* **What is being asked**: List, from the lines below, each one with "Fahrzeugboden" in it.

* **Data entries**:
** Begin **
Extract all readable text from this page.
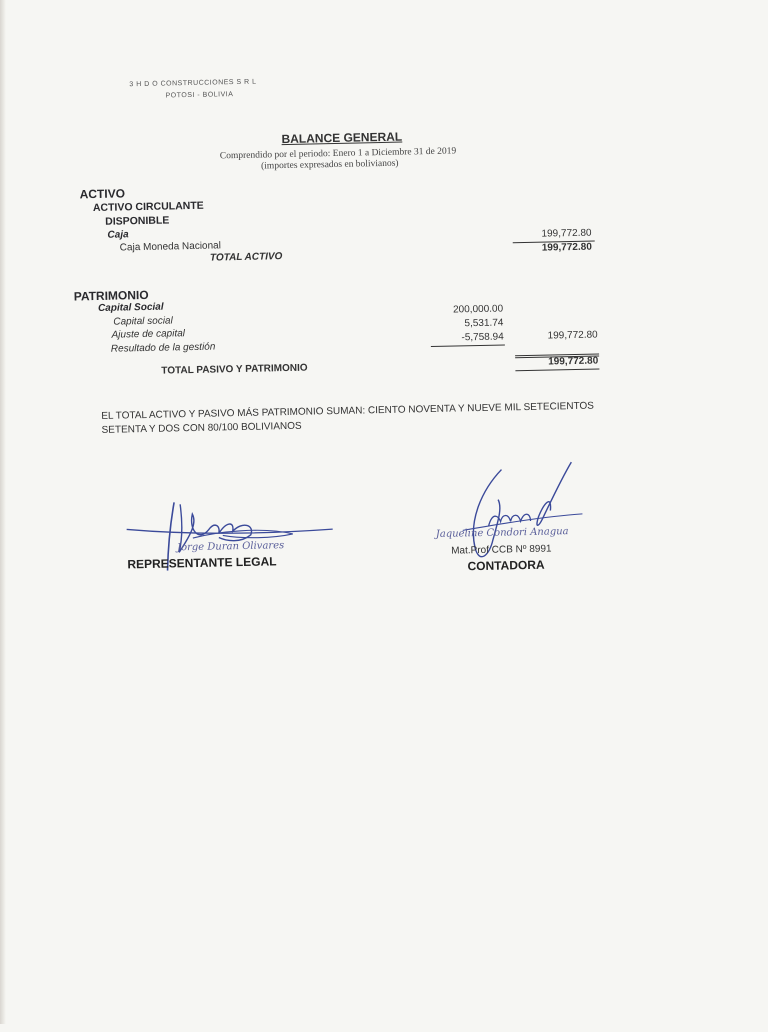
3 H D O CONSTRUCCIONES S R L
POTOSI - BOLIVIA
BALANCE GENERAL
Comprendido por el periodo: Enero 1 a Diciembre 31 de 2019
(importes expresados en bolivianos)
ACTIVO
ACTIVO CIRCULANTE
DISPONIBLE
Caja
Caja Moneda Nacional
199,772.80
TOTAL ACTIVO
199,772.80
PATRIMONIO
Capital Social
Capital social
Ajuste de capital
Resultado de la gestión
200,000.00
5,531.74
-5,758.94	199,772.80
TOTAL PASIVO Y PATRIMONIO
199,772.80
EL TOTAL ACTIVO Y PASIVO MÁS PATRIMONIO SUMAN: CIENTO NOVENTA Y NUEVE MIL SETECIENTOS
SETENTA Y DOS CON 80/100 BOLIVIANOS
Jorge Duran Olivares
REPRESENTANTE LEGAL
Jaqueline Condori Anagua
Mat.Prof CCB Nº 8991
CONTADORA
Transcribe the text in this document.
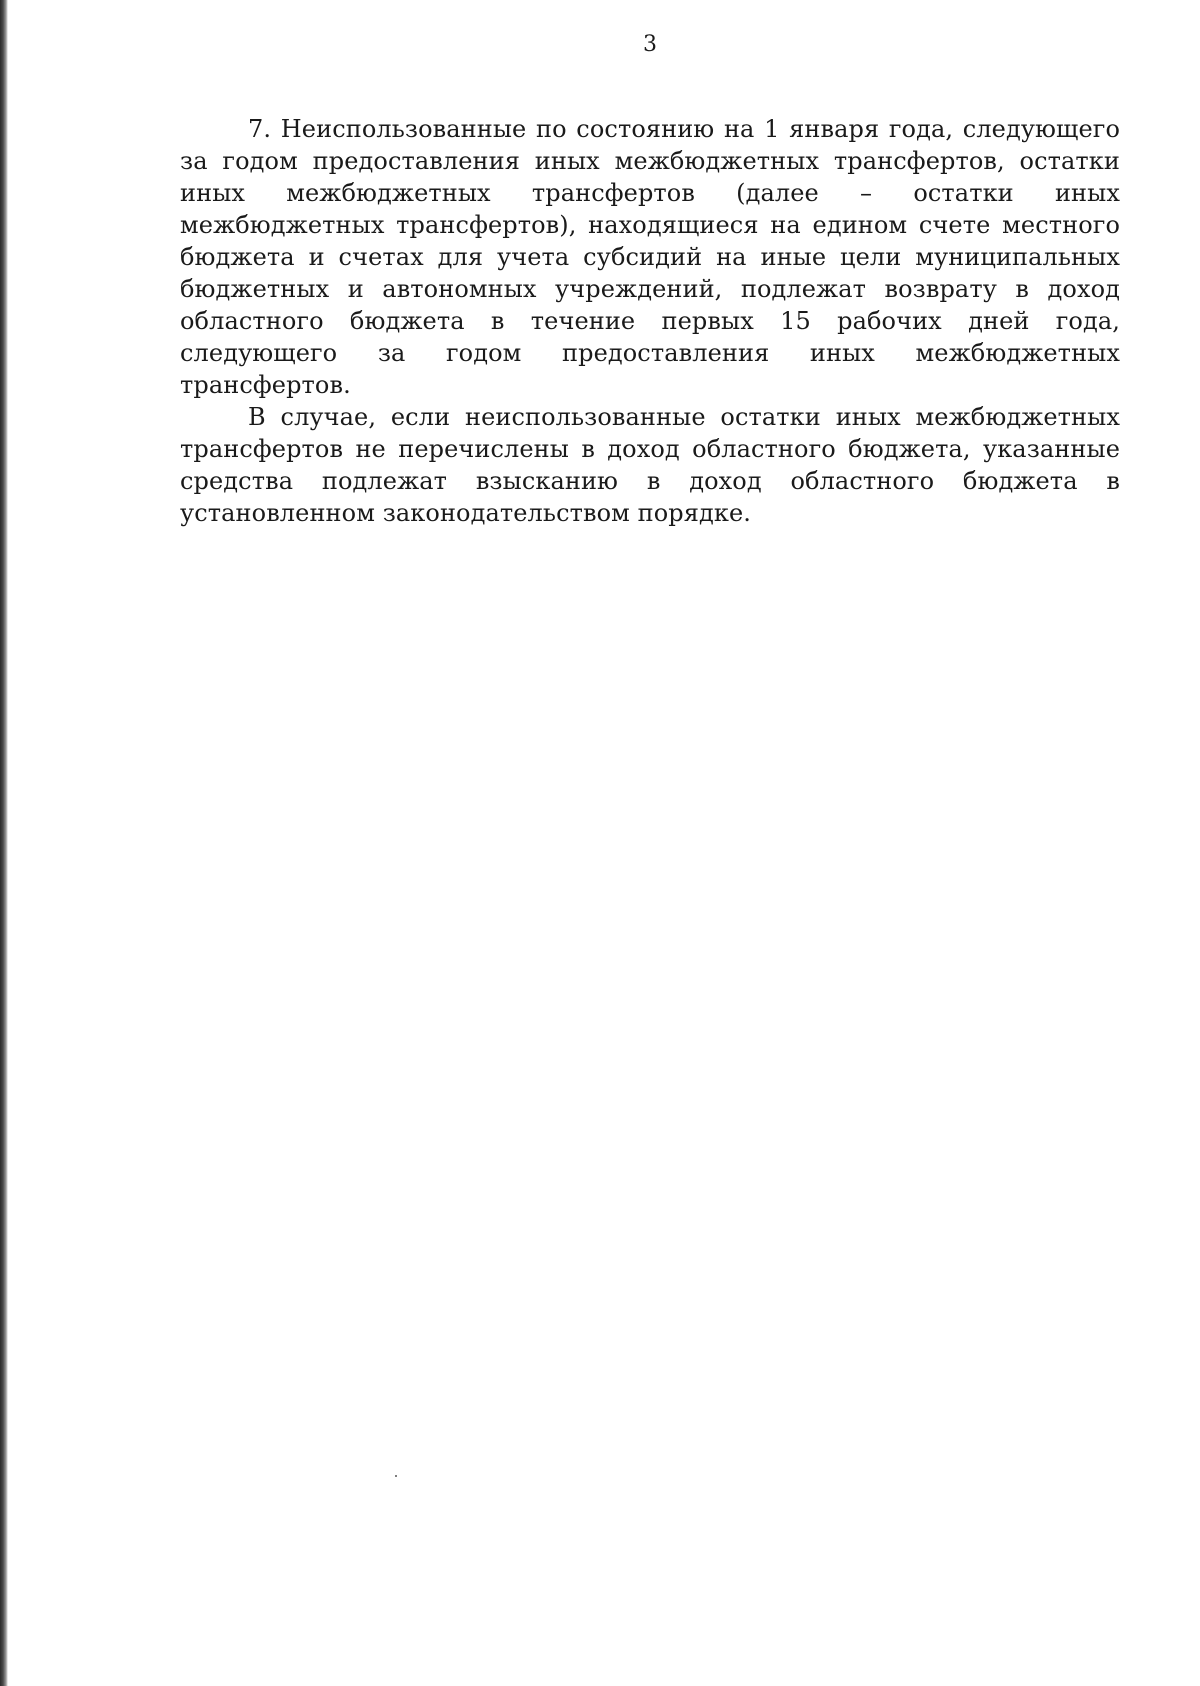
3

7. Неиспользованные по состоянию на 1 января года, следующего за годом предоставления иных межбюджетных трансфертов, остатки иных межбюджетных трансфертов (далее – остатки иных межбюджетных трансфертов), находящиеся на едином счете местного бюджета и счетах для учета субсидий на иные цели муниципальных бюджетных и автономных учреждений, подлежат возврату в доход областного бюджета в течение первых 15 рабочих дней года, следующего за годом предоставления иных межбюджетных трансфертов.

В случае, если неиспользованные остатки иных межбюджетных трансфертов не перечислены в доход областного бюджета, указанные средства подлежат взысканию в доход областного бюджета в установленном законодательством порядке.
** End **
** Begin **
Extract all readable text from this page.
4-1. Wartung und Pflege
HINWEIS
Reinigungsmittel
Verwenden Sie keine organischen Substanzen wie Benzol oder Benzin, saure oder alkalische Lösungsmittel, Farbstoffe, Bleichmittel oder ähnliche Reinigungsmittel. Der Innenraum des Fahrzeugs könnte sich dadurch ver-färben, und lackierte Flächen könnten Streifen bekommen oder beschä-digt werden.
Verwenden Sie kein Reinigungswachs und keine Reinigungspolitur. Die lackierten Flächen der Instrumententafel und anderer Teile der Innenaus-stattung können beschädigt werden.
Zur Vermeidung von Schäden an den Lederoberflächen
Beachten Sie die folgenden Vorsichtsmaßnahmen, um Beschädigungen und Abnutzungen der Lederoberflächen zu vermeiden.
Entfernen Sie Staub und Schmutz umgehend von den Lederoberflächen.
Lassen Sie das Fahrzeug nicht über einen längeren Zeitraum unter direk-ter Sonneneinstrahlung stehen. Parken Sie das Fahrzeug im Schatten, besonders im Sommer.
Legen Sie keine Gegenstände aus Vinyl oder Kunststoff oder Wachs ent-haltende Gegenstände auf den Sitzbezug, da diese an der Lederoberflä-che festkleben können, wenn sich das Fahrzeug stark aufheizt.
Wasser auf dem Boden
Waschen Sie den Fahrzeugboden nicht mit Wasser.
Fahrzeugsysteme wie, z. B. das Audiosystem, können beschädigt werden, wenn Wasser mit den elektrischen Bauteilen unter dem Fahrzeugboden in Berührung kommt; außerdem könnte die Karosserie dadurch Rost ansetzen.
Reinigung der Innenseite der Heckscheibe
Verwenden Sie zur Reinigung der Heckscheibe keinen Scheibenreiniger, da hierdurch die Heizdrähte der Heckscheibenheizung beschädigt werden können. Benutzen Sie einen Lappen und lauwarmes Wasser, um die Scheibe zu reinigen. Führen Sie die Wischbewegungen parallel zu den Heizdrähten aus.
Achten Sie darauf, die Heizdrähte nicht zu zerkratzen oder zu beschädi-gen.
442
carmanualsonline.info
** End **
* **Written answer**:
Waschen Sie den Fahrzeugboden nicht mit Wasser.
Fahrzeugsysteme wie, z. B. das Audiosystem, können beschädigt werden, wenn Wasser mit den elektrischen Bauteilen unter dem Fahrzeugboden in Berührung kommt; außerdem könnte die Karosserie dadurch Rost ansetzen.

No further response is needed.